Extracted data entries –

━━━

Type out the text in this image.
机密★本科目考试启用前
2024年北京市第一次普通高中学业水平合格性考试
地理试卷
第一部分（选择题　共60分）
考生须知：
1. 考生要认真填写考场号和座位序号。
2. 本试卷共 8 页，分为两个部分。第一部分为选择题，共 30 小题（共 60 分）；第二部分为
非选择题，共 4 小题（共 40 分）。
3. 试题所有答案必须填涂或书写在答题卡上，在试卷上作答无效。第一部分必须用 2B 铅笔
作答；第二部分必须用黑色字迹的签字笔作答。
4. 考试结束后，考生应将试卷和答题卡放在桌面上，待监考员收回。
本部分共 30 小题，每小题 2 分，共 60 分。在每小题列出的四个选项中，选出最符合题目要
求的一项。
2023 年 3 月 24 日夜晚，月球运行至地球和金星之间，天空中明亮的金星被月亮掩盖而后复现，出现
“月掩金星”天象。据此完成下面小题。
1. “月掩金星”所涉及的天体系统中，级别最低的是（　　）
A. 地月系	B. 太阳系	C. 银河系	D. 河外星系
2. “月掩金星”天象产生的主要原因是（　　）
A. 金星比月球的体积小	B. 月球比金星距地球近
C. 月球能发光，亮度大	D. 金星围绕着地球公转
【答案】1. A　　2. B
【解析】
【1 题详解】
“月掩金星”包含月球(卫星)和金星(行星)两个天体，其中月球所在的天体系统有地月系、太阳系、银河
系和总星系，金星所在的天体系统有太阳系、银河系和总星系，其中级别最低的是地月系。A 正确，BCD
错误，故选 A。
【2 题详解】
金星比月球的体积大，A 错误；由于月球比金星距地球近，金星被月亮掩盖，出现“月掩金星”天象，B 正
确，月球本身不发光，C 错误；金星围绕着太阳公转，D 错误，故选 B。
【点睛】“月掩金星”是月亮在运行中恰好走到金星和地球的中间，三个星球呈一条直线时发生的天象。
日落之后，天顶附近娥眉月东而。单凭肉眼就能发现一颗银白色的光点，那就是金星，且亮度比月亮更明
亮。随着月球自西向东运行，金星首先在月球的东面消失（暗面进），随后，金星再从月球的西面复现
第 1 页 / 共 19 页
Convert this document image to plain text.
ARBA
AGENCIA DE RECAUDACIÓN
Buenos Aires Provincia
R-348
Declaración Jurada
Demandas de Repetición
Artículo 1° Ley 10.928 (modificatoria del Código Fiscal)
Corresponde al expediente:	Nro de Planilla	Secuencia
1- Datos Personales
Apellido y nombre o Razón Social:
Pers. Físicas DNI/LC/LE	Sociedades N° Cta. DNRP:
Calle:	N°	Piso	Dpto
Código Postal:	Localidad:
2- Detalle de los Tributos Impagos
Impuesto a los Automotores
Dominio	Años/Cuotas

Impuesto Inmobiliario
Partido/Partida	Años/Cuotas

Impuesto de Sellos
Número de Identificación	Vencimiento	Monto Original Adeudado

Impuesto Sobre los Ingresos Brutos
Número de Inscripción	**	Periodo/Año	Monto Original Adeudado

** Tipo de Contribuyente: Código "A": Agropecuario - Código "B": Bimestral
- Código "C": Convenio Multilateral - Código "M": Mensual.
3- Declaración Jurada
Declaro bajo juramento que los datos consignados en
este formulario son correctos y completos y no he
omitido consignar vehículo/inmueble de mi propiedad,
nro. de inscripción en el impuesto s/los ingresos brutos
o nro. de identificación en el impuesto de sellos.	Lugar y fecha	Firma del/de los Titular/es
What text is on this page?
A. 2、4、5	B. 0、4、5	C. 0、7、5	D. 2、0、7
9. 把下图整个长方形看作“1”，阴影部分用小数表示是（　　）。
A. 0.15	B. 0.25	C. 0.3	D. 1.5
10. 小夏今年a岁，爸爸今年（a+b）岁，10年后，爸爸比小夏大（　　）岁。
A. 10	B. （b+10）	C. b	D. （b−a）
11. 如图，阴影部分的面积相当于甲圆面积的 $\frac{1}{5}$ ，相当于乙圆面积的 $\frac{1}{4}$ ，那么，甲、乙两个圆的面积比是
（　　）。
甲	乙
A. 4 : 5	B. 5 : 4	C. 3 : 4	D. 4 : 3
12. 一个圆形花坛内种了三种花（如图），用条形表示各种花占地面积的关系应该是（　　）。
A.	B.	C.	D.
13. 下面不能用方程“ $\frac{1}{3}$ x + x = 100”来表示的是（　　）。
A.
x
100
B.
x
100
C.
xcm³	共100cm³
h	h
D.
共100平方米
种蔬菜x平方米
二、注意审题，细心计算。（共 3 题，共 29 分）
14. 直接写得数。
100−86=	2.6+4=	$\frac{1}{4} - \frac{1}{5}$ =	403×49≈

━━━

Tally up the lines in the preceding listing that contain the string "Original". Respond with the number and nothing else.

SOLUTION FOR THIS TASK –
2